Your instructions:
Using the data below, repeat all of it precisely.

Data entries:
********************

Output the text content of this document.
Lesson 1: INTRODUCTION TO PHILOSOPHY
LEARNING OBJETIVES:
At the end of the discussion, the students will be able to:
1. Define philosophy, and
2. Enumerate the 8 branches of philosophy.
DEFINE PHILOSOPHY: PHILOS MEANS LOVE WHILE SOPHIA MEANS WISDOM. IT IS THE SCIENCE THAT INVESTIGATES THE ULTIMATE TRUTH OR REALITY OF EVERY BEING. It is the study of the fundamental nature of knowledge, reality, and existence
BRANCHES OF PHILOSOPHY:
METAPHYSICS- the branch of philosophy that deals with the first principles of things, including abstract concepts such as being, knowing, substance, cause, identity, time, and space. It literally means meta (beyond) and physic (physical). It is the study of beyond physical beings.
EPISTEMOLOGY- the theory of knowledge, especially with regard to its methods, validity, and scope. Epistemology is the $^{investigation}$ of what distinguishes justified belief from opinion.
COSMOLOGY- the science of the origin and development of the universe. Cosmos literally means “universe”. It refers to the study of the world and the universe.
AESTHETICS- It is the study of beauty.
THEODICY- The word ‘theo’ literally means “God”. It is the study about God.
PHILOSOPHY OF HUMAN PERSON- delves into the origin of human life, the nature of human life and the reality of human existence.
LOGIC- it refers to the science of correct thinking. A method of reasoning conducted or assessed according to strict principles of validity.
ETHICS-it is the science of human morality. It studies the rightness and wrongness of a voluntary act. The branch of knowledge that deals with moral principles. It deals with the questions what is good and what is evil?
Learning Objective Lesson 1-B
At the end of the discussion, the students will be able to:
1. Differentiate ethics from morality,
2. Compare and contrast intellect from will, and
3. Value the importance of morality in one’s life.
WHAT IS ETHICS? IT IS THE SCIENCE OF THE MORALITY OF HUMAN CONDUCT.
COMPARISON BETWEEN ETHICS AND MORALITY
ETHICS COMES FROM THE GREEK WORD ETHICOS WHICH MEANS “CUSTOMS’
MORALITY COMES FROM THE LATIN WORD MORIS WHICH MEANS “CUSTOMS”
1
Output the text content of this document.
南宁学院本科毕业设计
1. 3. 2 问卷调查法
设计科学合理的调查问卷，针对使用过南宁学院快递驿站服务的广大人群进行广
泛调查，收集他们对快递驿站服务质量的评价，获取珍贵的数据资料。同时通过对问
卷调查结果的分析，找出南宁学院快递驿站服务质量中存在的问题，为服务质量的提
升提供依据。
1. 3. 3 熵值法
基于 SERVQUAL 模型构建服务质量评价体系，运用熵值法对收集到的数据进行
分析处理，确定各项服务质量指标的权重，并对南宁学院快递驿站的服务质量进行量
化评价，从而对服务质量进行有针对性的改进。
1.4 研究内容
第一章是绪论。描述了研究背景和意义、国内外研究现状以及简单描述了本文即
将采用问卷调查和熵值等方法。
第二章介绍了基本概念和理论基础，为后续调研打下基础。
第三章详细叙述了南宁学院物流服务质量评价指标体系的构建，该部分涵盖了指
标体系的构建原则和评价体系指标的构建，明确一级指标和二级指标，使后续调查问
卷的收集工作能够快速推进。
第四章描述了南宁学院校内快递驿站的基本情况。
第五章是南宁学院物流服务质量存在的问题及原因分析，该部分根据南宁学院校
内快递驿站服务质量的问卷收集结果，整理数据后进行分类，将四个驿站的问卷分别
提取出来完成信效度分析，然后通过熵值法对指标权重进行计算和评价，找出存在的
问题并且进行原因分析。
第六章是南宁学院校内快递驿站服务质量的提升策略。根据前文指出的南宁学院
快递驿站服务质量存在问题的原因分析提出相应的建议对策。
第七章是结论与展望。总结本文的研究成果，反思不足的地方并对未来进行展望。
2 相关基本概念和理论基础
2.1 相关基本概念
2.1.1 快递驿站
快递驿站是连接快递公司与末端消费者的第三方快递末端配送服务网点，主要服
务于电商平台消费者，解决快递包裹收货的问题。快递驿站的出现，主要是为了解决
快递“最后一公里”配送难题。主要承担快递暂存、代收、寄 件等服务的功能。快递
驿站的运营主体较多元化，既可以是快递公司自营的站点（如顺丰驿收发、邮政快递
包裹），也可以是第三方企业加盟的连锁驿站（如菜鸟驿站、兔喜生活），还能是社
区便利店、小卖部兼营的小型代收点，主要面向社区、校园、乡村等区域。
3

********************

Problem solution:
Output the text content of this document.
Lesson 1: INTRODUCTION TO PHILOSOPHY
LEARNING OBJETIVES:
At the end of the discussion, the students will be able to:
1. Define philosophy, and
2. Enumerate the 8 branches of philosophy.
DEFINE PHILOSOPHY: PHILOS MEANS LOVE WHILE SOPHIA MEANS WISDOM. IT IS THE SCIENCE THAT INVESTIGATES THE ULTIMATE TRUTH OR REALITY OF EVERY BEING. It is the study of the fundamental nature of knowledge, reality, and existence
BRANCHES OF PHILOSOPHY:
METAPHYSICS- the branch of philosophy that deals with the first principles of things, including abstract concepts such as being, knowing, substance, cause, identity, time, and space. It literally means meta (beyond) and physic (physical). It is the study of beyond physical beings.
EPISTEMOLOGY- the theory of knowledge, especially with regard to its methods, validity, and scope. Epistemology is the $^{investigation}$ of what distinguishes justified belief from opinion.
COSMOLOGY- the science of the origin and development of the universe. Cosmos literally means “universe”. It refers to the study of the world and the universe.
AESTHETICS- It is the study of beauty.
THEODICY- The word ‘theo’ literally means “God”. It is the study about God.
PHILOSOPHY OF HUMAN PERSON- delves into the origin of human life, the nature of human life and the reality of human existence.
LOGIC- it refers to the science of correct thinking. A method of reasoning conducted or assessed according to strict principles of validity.
ETHICS-it is the science of human morality. It studies the rightness and wrongness of a voluntary act. The branch of knowledge that deals with moral principles. It deals with the questions what is good and what is evil?
Learning Objective Lesson 1-B
At the end of the discussion, the students will be able to:
1. Differentiate ethics from morality,
2. Compare and contrast intellect from will, and
3. Value the importance of morality in one’s life.
WHAT IS ETHICS? IT IS THE SCIENCE OF THE MORALITY OF HUMAN CONDUCT.
COMPARISON BETWEEN ETHICS AND MORALITY
ETHICS COMES FROM THE GREEK WORD ETHICOS WHICH MEANS “CUSTOMS’
MORALITY COMES FROM THE LATIN WORD MORIS WHICH MEANS “CUSTOMS”
1
Output the text content of this document.
南宁学院本科毕业设计
1. 3. 2 问卷调查法
设计科学合理的调查问卷，针对使用过南宁学院快递驿站服务的广大人群进行广
泛调查，收集他们对快递驿站服务质量的评价，获取珍贵的数据资料。同时通过对问
卷调查结果的分析，找出南宁学院快递驿站服务质量中存在的问题，为服务质量的提
升提供依据。
1. 3. 3 熵值法
基于 SERVQUAL 模型构建服务质量评价体系，运用熵值法对收集到的数据进行
分析处理，确定各项服务质量指标的权重，并对南宁学院快递驿站的服务质量进行量
化评价，从而对服务质量进行有针对性的改进。
1.4 研究内容
第一章是绪论。描述了研究背景和意义、国内外研究现状以及简单描述了本文即
将采用问卷调查和熵值等方法。
第二章介绍了基本概念和理论基础，为后续调研打下基础。
第三章详细叙述了南宁学院物流服务质量评价指标体系的构建，该部分涵盖了指
标体系的构建原则和评价体系指标的构建，明确一级指标和二级指标，使后续调查问
卷的收集工作能够快速推进。
第四章描述了南宁学院校内快递驿站的基本情况。
第五章是南宁学院物流服务质量存在的问题及原因分析，该部分根据南宁学院校
内快递驿站服务质量的问卷收集结果，整理数据后进行分类，将四个驿站的问卷分别
提取出来完成信效度分析，然后通过熵值法对指标权重进行计算和评价，找出存在的
问题并且进行原因分析。
第六章是南宁学院校内快递驿站服务质量的提升策略。根据前文指出的南宁学院
快递驿站服务质量存在问题的原因分析提出相应的建议对策。
第七章是结论与展望。总结本文的研究成果，反思不足的地方并对未来进行展望。
2 相关基本概念和理论基础
2.1 相关基本概念
2.1.1 快递驿站
快递驿站是连接快递公司与末端消费者的第三方快递末端配送服务网点，主要服
务于电商平台消费者，解决快递包裹收货的问题。快递驿站的出现，主要是为了解决
快递“最后一公里”配送难题。主要承担快递暂存、代收、寄 件等服务的功能。快递
驿站的运营主体较多元化，既可以是快递公司自营的站点（如顺丰驿收发、邮政快递
包裹），也可以是第三方企业加盟的连锁驿站（如菜鸟驿站、兔喜生活），还能是社
区便利店、小卖部兼营的小型代收点，主要面向社区、校园、乡村等区域。
3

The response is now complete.